Records from a collection:
┄┄┄┄┄┄┄┄┄┄┄┄┄┄┄┄┄┄┄┄
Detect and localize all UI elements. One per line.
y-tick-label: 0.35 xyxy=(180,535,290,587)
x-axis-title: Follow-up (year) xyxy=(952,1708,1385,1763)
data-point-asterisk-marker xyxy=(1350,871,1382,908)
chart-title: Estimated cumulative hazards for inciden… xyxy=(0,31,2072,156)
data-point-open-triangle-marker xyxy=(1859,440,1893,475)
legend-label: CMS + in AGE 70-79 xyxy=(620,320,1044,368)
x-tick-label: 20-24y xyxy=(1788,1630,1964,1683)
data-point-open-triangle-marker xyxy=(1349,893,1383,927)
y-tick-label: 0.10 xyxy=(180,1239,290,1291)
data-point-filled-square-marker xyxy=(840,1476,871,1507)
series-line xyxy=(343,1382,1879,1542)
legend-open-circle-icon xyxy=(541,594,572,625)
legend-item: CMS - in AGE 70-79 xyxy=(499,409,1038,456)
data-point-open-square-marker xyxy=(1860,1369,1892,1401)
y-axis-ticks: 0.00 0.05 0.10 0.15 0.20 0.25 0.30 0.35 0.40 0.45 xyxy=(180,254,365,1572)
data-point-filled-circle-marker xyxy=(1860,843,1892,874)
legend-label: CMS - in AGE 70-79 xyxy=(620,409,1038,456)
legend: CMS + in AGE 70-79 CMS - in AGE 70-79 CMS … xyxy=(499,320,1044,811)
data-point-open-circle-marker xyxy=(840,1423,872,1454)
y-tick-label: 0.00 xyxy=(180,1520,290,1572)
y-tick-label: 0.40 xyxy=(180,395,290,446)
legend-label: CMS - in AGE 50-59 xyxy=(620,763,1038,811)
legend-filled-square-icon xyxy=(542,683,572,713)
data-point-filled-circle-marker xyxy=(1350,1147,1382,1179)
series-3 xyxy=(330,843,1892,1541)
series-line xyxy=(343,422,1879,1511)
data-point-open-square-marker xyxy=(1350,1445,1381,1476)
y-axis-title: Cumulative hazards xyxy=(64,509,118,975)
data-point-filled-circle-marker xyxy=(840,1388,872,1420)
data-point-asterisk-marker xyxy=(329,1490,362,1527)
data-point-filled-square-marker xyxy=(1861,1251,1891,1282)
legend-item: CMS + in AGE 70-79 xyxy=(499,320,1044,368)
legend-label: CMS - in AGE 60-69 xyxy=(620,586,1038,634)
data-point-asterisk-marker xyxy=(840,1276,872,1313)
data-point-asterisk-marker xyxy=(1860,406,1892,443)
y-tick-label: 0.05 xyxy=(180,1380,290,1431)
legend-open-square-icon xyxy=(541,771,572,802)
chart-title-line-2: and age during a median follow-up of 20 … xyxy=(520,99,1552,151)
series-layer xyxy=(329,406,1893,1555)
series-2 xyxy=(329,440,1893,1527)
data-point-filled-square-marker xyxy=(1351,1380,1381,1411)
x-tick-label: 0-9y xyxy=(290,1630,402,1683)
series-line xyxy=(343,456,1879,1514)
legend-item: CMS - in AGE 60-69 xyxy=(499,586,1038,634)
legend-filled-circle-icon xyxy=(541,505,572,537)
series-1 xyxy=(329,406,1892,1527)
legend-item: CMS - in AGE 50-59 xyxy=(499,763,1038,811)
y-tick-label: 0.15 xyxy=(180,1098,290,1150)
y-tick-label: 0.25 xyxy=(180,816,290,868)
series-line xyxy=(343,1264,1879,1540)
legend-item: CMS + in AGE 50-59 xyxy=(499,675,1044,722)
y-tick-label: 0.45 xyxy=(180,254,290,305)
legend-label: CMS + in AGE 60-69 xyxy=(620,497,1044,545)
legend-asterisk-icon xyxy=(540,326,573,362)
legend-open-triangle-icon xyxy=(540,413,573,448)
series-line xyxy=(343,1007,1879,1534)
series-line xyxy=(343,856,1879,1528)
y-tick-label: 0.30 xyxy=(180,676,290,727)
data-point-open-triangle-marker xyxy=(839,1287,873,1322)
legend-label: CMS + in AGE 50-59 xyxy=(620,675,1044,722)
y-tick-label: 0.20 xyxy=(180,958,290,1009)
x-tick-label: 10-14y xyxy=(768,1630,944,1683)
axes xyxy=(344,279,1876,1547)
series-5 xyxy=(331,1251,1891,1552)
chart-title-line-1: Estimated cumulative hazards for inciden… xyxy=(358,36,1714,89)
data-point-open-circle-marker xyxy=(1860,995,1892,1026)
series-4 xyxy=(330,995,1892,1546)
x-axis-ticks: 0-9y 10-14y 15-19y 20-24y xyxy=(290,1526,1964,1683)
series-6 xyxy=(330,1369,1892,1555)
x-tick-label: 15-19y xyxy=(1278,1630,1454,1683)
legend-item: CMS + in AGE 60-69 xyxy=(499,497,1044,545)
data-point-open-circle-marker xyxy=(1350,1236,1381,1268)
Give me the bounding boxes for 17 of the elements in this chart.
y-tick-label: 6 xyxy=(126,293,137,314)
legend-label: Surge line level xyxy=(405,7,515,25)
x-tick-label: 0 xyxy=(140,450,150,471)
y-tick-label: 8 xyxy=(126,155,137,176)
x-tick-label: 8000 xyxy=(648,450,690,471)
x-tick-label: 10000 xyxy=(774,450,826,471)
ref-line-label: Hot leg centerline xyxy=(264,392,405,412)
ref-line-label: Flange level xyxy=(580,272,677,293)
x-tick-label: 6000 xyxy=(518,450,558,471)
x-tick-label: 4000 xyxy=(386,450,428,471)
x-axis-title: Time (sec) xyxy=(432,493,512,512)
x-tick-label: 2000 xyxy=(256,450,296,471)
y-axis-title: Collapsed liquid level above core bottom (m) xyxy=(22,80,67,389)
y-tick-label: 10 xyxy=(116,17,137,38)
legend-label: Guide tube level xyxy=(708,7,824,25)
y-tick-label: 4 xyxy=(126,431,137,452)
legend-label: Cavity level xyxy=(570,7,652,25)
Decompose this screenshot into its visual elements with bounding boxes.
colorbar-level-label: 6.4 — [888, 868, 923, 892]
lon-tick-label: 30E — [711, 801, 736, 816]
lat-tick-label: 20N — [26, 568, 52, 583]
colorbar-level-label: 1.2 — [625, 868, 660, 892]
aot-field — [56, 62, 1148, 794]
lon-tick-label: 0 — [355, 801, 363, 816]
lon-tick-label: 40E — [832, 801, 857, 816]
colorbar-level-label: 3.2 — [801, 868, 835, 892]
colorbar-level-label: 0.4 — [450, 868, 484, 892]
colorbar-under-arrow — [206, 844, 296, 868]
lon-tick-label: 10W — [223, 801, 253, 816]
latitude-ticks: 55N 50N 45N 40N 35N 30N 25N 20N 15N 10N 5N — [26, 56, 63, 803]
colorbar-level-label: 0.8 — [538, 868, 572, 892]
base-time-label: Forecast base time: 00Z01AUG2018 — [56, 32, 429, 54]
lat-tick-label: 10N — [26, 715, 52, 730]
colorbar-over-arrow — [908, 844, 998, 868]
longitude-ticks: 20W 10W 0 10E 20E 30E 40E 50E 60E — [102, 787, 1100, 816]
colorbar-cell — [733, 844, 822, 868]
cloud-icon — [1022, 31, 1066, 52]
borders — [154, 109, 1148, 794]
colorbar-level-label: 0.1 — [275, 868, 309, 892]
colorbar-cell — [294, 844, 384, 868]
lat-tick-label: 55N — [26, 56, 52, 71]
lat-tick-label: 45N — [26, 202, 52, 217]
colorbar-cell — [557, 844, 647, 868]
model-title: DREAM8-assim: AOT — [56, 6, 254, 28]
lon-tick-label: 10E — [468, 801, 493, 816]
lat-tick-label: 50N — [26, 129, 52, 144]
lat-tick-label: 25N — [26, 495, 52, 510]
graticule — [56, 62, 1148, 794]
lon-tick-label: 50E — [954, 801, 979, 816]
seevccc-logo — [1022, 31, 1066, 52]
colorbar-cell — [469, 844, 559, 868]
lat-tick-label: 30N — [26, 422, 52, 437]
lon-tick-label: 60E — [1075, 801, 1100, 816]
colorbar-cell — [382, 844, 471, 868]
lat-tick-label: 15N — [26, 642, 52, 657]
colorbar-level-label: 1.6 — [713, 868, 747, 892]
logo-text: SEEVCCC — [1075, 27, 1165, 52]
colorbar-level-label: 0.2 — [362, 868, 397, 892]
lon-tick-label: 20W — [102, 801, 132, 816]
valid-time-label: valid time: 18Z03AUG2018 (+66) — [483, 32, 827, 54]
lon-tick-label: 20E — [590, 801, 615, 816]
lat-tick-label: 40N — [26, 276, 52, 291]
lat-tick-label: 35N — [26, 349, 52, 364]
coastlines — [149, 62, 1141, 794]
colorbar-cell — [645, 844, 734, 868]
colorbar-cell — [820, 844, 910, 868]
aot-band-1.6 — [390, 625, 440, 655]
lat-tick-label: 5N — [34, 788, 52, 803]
┄┄┄┄┄┄┄┄┄┄┄┄┄┄┄┄┄┄┄┄
Copy the lines character for character, starting at the first line of the records and stopping after the line that contains "y-tick-label: 0.10 xyxy=(180,1239,290,1291)". Include both of those lines.

Detect and localize all UI elements. One per line.
y-tick-label: 0.35 xyxy=(180,535,290,587)
x-axis-title: Follow-up (year) xyxy=(952,1708,1385,1763)
data-point-asterisk-marker xyxy=(1350,871,1382,908)
chart-title: Estimated cumulative hazards for inciden… xyxy=(0,31,2072,156)
data-point-open-triangle-marker xyxy=(1859,440,1893,475)
legend-label: CMS + in AGE 70-79 xyxy=(620,320,1044,368)
x-tick-label: 20-24y xyxy=(1788,1630,1964,1683)
data-point-open-triangle-marker xyxy=(1349,893,1383,927)
y-tick-label: 0.10 xyxy=(180,1239,290,1291)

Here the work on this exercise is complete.